* _Written task_:
Render the following material again verbatim, leaving nothing out.

* _Data listing_:
- - - - - - -

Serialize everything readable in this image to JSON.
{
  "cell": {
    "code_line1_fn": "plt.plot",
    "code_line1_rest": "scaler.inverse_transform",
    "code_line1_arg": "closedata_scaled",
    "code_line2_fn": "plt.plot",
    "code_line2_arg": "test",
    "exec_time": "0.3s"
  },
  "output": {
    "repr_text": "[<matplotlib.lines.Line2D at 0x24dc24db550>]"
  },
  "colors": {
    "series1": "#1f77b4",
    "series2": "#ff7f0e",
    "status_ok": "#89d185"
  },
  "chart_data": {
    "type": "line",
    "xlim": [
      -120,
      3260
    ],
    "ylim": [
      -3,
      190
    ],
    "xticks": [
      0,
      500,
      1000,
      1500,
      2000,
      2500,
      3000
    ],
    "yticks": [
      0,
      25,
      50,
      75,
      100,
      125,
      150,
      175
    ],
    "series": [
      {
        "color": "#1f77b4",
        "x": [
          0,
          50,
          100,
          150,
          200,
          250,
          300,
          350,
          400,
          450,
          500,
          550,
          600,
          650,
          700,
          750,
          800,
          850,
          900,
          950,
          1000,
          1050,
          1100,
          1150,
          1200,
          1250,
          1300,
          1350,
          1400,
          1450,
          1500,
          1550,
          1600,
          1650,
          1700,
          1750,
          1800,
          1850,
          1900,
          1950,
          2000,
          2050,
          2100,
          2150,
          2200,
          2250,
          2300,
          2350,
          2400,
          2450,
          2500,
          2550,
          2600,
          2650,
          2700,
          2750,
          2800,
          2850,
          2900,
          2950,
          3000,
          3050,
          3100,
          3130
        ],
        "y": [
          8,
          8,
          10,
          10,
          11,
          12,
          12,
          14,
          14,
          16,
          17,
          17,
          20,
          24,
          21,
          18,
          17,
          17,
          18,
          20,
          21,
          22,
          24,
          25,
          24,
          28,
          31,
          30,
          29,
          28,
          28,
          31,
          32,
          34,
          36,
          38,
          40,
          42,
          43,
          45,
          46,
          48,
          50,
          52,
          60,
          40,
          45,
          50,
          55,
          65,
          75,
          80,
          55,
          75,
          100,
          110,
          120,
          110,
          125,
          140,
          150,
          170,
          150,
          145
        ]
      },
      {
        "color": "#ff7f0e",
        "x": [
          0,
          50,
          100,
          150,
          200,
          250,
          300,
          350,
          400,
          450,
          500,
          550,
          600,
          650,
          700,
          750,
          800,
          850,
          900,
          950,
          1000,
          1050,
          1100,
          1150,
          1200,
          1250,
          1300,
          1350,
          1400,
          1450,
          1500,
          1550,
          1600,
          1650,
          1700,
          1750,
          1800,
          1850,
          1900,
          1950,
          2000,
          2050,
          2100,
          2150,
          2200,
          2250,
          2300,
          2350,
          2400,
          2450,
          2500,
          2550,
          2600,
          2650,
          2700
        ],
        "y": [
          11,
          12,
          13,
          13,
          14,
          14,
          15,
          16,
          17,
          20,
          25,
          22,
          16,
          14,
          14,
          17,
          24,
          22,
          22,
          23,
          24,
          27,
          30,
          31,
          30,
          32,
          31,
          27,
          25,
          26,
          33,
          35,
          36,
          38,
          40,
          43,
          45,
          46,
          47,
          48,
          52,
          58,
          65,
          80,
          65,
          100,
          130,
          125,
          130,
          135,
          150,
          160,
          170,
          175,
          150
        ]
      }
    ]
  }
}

- - - - - - -

* _Exercise response_:
Serialize everything readable in this image to JSON.
{
  "cell": {
    "code_line1_fn": "plt.plot",
    "code_line1_rest": "scaler.inverse_transform",
    "code_line1_arg": "closedata_scaled",
    "code_line2_fn": "plt.plot",
    "code_line2_arg": "test",
    "exec_time": "0.3s"
  },
  "output": {
    "repr_text": "[<matplotlib.lines.Line2D at 0x24dc24db550>]"
  },
  "colors": {
    "series1": "#1f77b4",
    "series2": "#ff7f0e",
    "status_ok": "#89d185"
  },
  "chart_data": {
    "type": "line",
    "xlim": [
      -120,
      3260
    ],
    "ylim": [
      -3,
      190
    ],
    "xticks": [
      0,
      500,
      1000,
      1500,
      2000,
      2500,
      3000
    ],
    "yticks": [
      0,
      25,
      50,
      75,
      100,
      125,
      150,
      175
    ],
    "series": [
      {
        "color": "#1f77b4",
        "x": [
          0,
          50,
          100,
          150,
          200,
          250,
          300,
          350,
          400,
          450,
          500,
          550,
          600,
          650,
          700,
          750,
          800,
          850,
          900,
          950,
          1000,
          1050,
          1100,
          1150,
          1200,
          1250,
          1300,
          1350,
          1400,
          1450,
          1500,
          1550,
          1600,
          1650,
          1700,
          1750,
          1800,
          1850,
          1900,
          1950,
          2000,
          2050,
          2100,
          2150,
          2200,
          2250,
          2300,
          2350,
          2400,
          2450,
          2500,
          2550,
          2600,
          2650,
          2700,
          2750,
          2800,
          2850,
          2900,
          2950,
          3000,
          3050,
          3100,
          3130
        ],
        "y": [
          8,
          8,
          10,
          10,
          11,
          12,
          12,
          14,
          14,
          16,
          17,
          17,
          20,
          24,
          21,
          18,
          17,
          17,
          18,
          20,
          21,
          22,
          24,
          25,
          24,
          28,
          31,
          30,
          29,
          28,
          28,
          31,
          32,
          34,
          36,
          38,
          40,
          42,
          43,
          45,
          46,
          48,
          50,
          52,
          60,
          40,
          45,
          50,
          55,
          65,
          75,
          80,
          55,
          75,
          100,
          110,
          120,
          110,
          125,
          140,
          150,
          170,
          150,
          145
        ]
      },
      {
        "color": "#ff7f0e",
        "x": [
          0,
          50,
          100,
          150,
          200,
          250,
          300,
          350,
          400,
          450,
          500,
          550,
          600,
          650,
          700,
          750,
          800,
          850,
          900,
          950,
          1000,
          1050,
          1100,
          1150,
          1200,
          1250,
          1300,
          1350,
          1400,
          1450,
          1500,
          1550,
          1600,
          1650,
          1700,
          1750,
          1800,
          1850,
          1900,
          1950,
          2000,
          2050,
          2100,
          2150,
          2200,
          2250,
          2300,
          2350,
          2400,
          2450,
          2500,
          2550,
          2600,
          2650,
          2700
        ],
        "y": [
          11,
          12,
          13,
          13,
          14,
          14,
          15,
          16,
          17,
          20,
          25,
          22,
          16,
          14,
          14,
          17,
          24,
          22,
          22,
          23,
          24,
          27,
          30,
          31,
          30,
          32,
          31,
          27,
          25,
          26,
          33,
          35,
          36,
          38,
          40,
          43,
          45,
          46,
          47,
          48,
          52,
          58,
          65,
          80,
          65,
          100,
          130,
          125,
          130,
          135,
          150,
          160,
          170,
          175,
          150
        ]
      }
    ]
  }
}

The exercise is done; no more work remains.